#### REQUIREMENT:
Look through the material below and count the lines with the string "selection". Report only the count.

#### PROVIDED RECORDS:
^^^^^^^^

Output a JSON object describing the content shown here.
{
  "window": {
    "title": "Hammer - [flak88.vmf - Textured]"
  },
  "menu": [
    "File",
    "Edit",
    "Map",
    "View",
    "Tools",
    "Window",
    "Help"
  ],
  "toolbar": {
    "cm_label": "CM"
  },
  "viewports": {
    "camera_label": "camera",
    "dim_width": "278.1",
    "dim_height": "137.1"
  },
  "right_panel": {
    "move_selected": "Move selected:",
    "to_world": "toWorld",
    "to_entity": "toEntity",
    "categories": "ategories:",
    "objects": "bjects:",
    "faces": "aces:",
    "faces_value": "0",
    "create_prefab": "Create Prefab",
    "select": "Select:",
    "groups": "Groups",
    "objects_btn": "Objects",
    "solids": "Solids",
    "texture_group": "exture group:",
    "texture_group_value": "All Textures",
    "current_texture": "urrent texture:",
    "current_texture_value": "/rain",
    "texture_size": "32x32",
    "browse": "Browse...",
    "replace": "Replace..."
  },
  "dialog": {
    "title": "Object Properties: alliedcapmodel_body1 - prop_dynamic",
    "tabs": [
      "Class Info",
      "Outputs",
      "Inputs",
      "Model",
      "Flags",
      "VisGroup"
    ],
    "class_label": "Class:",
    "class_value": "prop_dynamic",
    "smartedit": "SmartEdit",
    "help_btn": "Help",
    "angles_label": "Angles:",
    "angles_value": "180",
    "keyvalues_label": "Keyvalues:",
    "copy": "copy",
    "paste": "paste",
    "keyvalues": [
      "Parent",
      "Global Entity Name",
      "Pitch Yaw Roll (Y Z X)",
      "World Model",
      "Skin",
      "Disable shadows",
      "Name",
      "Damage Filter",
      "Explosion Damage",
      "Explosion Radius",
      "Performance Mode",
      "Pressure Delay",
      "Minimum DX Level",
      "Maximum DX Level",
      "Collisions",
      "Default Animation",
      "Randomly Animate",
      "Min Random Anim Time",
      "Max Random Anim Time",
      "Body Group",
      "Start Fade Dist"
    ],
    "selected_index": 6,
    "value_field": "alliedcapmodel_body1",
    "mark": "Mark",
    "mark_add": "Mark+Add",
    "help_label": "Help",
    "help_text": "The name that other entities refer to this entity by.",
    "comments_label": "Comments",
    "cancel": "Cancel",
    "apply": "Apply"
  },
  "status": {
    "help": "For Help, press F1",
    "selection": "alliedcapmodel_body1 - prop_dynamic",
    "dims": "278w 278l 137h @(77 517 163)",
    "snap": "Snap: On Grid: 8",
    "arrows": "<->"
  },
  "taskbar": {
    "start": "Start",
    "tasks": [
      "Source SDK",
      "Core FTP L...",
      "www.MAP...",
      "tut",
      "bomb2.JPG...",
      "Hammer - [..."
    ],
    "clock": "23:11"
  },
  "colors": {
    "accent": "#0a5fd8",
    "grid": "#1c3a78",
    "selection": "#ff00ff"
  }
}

^^^^^^^^

#### IN RESPONSE:
2